BEGIN

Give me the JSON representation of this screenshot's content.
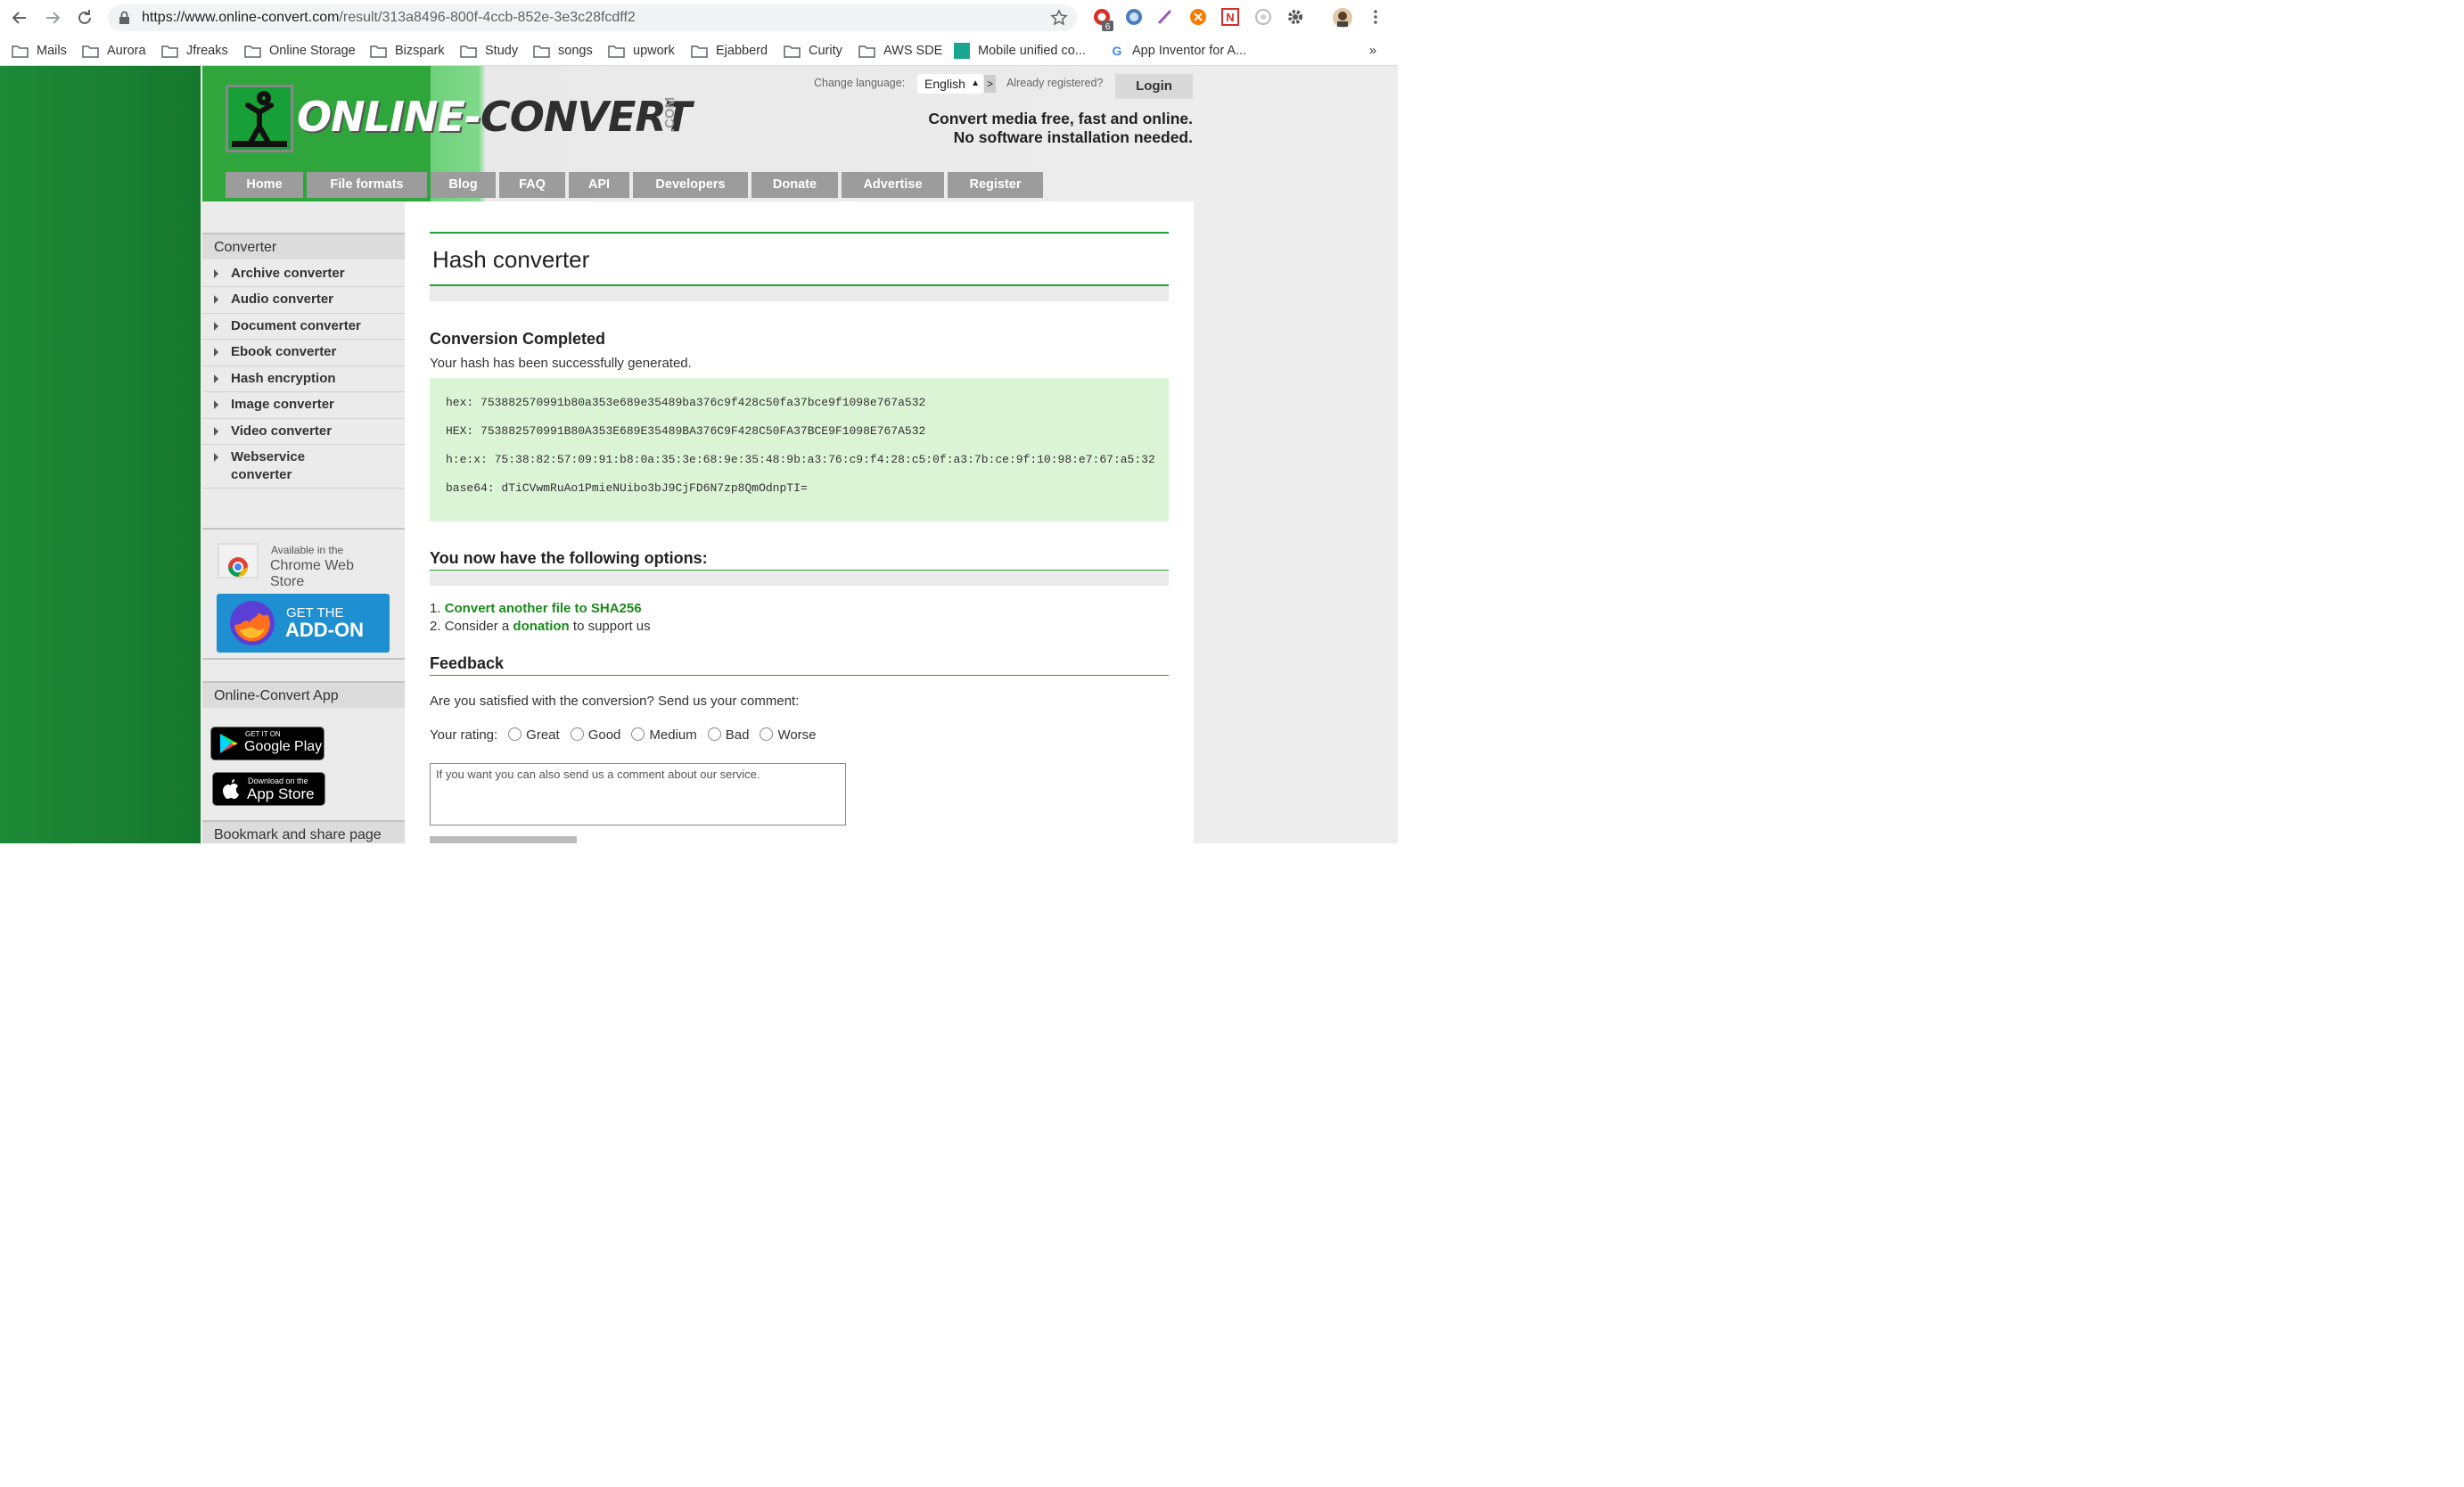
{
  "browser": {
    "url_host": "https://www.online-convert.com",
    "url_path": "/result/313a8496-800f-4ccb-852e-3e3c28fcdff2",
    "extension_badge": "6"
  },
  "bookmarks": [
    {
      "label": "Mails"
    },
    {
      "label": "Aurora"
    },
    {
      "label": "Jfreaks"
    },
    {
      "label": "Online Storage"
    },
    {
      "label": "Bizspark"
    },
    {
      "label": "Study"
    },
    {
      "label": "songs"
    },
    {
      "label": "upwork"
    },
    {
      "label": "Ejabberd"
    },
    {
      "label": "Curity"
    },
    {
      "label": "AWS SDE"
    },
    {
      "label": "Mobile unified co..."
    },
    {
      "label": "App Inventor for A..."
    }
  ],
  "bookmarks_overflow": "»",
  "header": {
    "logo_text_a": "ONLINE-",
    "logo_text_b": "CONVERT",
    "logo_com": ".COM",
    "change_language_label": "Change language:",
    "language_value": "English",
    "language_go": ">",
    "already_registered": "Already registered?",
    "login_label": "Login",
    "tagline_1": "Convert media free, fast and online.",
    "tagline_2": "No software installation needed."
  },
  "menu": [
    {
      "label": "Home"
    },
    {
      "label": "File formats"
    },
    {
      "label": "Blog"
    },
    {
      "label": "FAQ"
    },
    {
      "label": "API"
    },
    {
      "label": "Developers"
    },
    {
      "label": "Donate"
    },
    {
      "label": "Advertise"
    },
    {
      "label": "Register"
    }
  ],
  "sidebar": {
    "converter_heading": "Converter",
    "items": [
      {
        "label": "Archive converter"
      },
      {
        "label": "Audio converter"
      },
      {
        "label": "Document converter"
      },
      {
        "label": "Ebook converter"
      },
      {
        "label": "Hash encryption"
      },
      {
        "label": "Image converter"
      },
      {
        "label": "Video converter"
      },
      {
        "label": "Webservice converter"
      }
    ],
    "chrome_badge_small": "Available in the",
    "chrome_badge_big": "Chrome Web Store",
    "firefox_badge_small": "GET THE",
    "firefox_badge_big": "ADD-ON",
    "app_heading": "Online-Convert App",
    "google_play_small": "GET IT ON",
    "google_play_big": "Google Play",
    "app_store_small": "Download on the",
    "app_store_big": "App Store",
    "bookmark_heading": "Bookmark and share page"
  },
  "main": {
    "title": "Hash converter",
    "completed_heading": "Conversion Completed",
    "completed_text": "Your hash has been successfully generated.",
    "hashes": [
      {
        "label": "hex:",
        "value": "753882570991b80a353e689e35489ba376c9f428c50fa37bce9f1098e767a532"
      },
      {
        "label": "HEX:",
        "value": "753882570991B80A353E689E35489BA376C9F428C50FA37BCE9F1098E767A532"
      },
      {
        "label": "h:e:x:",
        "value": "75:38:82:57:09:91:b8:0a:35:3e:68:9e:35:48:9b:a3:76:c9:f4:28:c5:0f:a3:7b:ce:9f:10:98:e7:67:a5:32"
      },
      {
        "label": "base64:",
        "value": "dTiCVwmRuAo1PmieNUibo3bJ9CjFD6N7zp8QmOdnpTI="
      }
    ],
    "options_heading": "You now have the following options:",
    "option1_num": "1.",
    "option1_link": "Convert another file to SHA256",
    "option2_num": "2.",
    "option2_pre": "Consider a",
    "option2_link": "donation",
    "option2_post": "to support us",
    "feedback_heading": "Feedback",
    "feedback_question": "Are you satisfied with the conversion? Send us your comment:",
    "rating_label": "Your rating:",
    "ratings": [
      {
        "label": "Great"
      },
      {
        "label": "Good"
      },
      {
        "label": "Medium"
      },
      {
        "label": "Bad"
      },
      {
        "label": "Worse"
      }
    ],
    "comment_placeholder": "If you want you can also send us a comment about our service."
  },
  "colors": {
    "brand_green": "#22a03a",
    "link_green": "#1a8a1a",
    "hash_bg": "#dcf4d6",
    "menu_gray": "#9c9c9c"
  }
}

END

Work instructions:
Restate the whole listing above exactly, except for its images.

Finished task:
Give me the JSON representation of this screenshot's content.
{
  "browser": {
    "url_host": "https://www.online-convert.com",
    "url_path": "/result/313a8496-800f-4ccb-852e-3e3c28fcdff2",
    "extension_badge": "6"
  },
  "bookmarks": [
    {
      "label": "Mails"
    },
    {
      "label": "Aurora"
    },
    {
      "label": "Jfreaks"
    },
    {
      "label": "Online Storage"
    },
    {
      "label": "Bizspark"
    },
    {
      "label": "Study"
    },
    {
      "label": "songs"
    },
    {
      "label": "upwork"
    },
    {
      "label": "Ejabberd"
    },
    {
      "label": "Curity"
    },
    {
      "label": "AWS SDE"
    },
    {
      "label": "Mobile unified co..."
    },
    {
      "label": "App Inventor for A..."
    }
  ],
  "bookmarks_overflow": "»",
  "header": {
    "logo_text_a": "ONLINE-",
    "logo_text_b": "CONVERT",
    "logo_com": ".COM",
    "change_language_label": "Change language:",
    "language_value": "English",
    "language_go": ">",
    "already_registered": "Already registered?",
    "login_label": "Login",
    "tagline_1": "Convert media free, fast and online.",
    "tagline_2": "No software installation needed."
  },
  "menu": [
    {
      "label": "Home"
    },
    {
      "label": "File formats"
    },
    {
      "label": "Blog"
    },
    {
      "label": "FAQ"
    },
    {
      "label": "API"
    },
    {
      "label": "Developers"
    },
    {
      "label": "Donate"
    },
    {
      "label": "Advertise"
    },
    {
      "label": "Register"
    }
  ],
  "sidebar": {
    "converter_heading": "Converter",
    "items": [
      {
        "label": "Archive converter"
      },
      {
        "label": "Audio converter"
      },
      {
        "label": "Document converter"
      },
      {
        "label": "Ebook converter"
      },
      {
        "label": "Hash encryption"
      },
      {
        "label": "Image converter"
      },
      {
        "label": "Video converter"
      },
      {
        "label": "Webservice converter"
      }
    ],
    "chrome_badge_small": "Available in the",
    "chrome_badge_big": "Chrome Web Store",
    "firefox_badge_small": "GET THE",
    "firefox_badge_big": "ADD-ON",
    "app_heading": "Online-Convert App",
    "google_play_small": "GET IT ON",
    "google_play_big": "Google Play",
    "app_store_small": "Download on the",
    "app_store_big": "App Store",
    "bookmark_heading": "Bookmark and share page"
  },
  "main": {
    "title": "Hash converter",
    "completed_heading": "Conversion Completed",
    "completed_text": "Your hash has been successfully generated.",
    "hashes": [
      {
        "label": "hex:",
        "value": "753882570991b80a353e689e35489ba376c9f428c50fa37bce9f1098e767a532"
      },
      {
        "label": "HEX:",
        "value": "753882570991B80A353E689E35489BA376C9F428C50FA37BCE9F1098E767A532"
      },
      {
        "label": "h:e:x:",
        "value": "75:38:82:57:09:91:b8:0a:35:3e:68:9e:35:48:9b:a3:76:c9:f4:28:c5:0f:a3:7b:ce:9f:10:98:e7:67:a5:32"
      },
      {
        "label": "base64:",
        "value": "dTiCVwmRuAo1PmieNUibo3bJ9CjFD6N7zp8QmOdnpTI="
      }
    ],
    "options_heading": "You now have the following options:",
    "option1_num": "1.",
    "option1_link": "Convert another file to SHA256",
    "option2_num": "2.",
    "option2_pre": "Consider a",
    "option2_link": "donation",
    "option2_post": "to support us",
    "feedback_heading": "Feedback",
    "feedback_question": "Are you satisfied with the conversion? Send us your comment:",
    "rating_label": "Your rating:",
    "ratings": [
      {
        "label": "Great"
      },
      {
        "label": "Good"
      },
      {
        "label": "Medium"
      },
      {
        "label": "Bad"
      },
      {
        "label": "Worse"
      }
    ],
    "comment_placeholder": "If you want you can also send us a comment about our service."
  },
  "colors": {
    "brand_green": "#22a03a",
    "link_green": "#1a8a1a",
    "hash_bg": "#dcf4d6",
    "menu_gray": "#9c9c9c"
  }
}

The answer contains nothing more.